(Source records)
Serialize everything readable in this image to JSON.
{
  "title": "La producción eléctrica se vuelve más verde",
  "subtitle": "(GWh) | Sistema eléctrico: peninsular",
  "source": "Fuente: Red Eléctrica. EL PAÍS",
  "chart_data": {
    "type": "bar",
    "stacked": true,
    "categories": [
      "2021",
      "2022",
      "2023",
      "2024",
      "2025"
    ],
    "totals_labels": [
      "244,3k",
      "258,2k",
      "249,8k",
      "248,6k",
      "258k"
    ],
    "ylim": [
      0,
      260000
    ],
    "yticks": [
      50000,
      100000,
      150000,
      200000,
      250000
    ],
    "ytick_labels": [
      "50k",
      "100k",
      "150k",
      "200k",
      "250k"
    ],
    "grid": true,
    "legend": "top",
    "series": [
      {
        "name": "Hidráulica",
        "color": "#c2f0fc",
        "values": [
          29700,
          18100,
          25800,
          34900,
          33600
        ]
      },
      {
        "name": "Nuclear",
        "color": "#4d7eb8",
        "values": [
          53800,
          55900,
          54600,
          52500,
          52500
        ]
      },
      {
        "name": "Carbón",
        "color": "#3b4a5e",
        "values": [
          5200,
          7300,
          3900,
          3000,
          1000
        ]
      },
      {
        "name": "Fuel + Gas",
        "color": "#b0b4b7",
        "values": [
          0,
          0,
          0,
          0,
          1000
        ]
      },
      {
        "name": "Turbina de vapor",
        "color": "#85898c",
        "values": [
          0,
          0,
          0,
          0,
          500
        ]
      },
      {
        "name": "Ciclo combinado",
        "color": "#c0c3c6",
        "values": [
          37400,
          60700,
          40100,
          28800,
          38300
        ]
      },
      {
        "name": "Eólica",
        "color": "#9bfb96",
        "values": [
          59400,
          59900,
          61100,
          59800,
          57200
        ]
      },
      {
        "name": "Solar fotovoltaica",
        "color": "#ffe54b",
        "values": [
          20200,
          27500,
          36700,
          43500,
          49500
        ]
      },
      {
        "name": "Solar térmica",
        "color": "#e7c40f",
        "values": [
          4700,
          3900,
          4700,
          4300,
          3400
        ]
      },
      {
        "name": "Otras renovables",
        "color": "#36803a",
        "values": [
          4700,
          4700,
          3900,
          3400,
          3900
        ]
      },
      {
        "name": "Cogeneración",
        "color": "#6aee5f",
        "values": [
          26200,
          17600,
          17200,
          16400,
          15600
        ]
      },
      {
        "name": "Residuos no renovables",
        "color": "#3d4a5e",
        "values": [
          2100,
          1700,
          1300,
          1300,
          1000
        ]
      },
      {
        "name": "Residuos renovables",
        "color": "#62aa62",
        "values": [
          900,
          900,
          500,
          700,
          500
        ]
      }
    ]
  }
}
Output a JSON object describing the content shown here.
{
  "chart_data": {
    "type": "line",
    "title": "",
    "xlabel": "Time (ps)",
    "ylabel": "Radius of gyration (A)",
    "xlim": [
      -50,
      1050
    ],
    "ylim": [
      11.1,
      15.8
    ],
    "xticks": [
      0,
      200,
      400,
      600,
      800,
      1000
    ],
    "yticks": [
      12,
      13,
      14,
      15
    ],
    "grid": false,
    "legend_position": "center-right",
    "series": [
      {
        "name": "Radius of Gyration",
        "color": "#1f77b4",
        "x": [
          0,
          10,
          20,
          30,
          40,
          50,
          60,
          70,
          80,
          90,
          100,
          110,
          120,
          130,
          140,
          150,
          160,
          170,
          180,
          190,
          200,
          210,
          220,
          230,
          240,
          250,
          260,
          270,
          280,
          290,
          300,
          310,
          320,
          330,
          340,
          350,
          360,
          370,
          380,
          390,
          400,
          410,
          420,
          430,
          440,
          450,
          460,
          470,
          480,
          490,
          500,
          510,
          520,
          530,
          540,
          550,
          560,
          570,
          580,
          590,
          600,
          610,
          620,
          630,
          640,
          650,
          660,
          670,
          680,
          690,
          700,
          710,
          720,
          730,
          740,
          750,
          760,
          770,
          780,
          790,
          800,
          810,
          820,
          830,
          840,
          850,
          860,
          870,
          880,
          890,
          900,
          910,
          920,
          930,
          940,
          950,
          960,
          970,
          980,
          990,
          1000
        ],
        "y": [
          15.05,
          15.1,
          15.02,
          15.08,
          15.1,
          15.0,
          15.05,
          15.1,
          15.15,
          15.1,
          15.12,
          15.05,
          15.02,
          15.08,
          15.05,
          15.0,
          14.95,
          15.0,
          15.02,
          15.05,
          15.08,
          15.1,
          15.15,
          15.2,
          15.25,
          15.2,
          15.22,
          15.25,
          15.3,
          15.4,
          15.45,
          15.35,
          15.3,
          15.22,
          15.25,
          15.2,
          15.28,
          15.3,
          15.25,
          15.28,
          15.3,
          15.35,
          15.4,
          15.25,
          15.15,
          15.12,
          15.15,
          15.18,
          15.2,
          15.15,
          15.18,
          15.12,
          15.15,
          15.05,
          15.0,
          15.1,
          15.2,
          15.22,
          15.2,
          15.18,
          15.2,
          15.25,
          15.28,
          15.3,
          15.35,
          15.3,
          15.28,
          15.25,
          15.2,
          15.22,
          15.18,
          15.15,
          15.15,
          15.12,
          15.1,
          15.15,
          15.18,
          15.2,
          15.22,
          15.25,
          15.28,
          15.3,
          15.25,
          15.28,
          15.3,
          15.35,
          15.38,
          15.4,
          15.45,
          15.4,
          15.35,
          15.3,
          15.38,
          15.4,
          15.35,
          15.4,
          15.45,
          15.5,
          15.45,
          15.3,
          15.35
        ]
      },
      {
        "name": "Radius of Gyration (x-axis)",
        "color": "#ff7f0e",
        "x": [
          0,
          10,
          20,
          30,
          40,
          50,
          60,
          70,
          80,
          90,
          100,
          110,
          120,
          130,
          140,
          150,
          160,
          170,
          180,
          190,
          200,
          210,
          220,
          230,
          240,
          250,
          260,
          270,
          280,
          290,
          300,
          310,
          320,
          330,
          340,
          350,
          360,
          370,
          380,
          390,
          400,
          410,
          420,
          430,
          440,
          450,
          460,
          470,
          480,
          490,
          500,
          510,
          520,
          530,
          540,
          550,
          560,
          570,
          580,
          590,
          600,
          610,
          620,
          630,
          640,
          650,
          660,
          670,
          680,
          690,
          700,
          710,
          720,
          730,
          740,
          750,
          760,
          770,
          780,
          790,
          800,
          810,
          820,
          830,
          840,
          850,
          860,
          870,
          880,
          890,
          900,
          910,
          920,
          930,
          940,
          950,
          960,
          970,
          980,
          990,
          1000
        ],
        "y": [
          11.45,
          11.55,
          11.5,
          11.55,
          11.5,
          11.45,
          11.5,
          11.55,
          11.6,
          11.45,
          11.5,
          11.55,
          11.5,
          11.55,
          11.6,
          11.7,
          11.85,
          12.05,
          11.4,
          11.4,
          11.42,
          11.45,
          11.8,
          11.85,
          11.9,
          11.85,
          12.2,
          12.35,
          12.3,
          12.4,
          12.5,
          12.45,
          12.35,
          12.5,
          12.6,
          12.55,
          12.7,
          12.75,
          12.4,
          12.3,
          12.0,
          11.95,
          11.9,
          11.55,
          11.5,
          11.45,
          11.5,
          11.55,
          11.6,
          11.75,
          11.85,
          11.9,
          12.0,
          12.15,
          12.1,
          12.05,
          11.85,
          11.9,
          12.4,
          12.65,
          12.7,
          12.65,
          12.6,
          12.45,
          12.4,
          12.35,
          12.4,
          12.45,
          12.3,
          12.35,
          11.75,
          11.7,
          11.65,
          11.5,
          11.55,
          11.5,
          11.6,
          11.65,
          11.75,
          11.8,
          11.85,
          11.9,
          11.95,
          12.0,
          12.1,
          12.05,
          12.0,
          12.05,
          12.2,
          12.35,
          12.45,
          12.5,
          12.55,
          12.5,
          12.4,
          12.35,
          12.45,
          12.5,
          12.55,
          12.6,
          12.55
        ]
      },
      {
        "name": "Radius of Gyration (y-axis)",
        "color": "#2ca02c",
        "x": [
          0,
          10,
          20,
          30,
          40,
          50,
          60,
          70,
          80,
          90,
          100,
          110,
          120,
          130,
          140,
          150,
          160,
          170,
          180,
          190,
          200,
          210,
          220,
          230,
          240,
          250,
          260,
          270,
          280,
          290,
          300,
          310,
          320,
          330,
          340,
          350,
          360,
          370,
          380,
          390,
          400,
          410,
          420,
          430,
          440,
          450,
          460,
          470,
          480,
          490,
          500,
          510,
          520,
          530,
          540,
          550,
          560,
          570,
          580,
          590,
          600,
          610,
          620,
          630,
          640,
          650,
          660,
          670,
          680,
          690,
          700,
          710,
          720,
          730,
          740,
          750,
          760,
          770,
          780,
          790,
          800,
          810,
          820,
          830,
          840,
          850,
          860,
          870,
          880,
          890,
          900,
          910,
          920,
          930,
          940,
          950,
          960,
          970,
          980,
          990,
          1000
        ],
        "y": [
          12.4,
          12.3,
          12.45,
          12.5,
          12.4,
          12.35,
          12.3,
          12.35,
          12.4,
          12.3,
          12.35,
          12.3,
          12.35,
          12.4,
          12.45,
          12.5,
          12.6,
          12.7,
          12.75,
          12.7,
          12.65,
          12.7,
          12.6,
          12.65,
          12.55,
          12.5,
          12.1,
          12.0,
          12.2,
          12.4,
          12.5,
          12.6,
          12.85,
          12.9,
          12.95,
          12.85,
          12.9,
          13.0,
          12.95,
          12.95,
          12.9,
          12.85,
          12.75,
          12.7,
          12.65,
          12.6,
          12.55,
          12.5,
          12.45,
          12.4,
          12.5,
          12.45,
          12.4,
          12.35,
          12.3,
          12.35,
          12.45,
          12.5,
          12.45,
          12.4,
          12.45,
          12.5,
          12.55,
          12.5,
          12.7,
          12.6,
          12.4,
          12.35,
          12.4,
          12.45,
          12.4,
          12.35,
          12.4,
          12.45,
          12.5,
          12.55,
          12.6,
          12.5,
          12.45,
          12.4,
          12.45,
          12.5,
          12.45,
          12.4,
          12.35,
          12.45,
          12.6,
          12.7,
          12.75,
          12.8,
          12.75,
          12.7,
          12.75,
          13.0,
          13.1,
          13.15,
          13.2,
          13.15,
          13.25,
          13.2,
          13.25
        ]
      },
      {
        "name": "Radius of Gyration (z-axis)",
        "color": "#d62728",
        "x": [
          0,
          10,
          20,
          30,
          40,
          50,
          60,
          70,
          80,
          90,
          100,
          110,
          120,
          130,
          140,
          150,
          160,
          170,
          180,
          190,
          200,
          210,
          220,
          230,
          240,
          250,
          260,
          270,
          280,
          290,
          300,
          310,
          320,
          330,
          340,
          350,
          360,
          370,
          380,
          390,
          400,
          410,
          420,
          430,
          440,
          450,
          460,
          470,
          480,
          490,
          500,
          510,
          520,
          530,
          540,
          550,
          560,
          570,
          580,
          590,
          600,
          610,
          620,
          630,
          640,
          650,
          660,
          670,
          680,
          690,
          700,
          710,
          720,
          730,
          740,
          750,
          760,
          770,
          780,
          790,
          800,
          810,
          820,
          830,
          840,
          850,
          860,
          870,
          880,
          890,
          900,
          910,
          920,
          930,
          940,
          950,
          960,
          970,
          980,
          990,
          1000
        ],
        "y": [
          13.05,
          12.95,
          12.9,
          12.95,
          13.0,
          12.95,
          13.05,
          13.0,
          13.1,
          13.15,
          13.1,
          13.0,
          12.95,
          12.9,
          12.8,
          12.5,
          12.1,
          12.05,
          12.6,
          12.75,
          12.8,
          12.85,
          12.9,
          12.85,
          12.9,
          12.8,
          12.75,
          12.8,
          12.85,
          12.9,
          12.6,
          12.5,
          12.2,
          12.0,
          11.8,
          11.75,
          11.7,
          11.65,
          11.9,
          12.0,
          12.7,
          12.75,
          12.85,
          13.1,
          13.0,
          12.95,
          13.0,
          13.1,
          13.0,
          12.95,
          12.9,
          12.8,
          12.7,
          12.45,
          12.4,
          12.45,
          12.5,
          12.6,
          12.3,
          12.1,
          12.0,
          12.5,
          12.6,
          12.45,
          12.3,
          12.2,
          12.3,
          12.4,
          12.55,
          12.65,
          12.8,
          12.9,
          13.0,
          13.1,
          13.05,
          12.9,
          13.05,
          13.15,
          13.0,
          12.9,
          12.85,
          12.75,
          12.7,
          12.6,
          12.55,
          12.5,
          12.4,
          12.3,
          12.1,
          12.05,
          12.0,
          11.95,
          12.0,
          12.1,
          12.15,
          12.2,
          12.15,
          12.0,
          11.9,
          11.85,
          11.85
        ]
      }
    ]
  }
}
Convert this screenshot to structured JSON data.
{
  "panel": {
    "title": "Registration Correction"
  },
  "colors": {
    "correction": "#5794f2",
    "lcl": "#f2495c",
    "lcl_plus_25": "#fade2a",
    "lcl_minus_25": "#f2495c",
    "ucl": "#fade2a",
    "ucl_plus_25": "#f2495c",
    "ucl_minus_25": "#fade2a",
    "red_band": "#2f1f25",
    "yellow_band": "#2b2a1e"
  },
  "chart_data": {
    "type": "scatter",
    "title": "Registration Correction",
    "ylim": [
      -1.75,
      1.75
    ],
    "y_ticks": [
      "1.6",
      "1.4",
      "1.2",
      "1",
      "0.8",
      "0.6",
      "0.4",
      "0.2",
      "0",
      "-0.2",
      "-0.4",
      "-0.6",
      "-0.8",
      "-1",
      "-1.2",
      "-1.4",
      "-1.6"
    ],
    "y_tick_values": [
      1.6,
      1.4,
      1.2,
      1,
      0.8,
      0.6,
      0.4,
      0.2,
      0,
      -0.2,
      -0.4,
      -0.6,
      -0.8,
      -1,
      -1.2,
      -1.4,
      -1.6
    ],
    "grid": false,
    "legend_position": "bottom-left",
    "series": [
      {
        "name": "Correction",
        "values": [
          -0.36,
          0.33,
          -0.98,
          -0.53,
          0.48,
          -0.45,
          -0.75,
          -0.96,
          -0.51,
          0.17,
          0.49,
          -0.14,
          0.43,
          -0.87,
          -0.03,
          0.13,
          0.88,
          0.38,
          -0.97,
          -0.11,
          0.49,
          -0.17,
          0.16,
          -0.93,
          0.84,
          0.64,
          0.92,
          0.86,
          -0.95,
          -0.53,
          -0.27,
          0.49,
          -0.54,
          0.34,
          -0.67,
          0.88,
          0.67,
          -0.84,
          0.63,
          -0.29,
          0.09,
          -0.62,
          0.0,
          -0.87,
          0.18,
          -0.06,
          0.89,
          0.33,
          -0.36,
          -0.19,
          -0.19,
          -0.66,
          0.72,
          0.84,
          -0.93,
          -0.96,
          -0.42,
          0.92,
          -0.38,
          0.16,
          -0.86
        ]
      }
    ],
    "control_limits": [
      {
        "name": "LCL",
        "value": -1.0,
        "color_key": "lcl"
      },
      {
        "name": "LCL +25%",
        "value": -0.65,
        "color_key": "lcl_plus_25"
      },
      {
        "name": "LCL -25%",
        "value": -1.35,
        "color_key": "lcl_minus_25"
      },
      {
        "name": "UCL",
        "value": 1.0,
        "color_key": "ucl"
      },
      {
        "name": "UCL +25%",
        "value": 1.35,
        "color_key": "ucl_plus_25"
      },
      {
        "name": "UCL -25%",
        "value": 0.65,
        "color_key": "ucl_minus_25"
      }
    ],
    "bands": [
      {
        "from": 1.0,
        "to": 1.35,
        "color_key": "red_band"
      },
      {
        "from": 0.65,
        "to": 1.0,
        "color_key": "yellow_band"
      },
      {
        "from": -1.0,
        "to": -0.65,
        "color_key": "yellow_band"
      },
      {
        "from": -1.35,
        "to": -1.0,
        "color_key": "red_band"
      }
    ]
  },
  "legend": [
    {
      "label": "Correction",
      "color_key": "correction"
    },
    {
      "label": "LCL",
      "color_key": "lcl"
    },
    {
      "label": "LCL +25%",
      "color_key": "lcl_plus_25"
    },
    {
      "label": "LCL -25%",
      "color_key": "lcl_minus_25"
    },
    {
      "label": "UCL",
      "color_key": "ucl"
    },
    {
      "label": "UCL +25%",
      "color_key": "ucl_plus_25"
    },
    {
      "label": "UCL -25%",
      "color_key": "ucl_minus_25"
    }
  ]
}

TASK DESCRIPTION: In the listing above, locate each line with "Solar" and copy it.

FINAL RESULT:
        "name": "Solar fotovoltaica",
        "name": "Solar térmica",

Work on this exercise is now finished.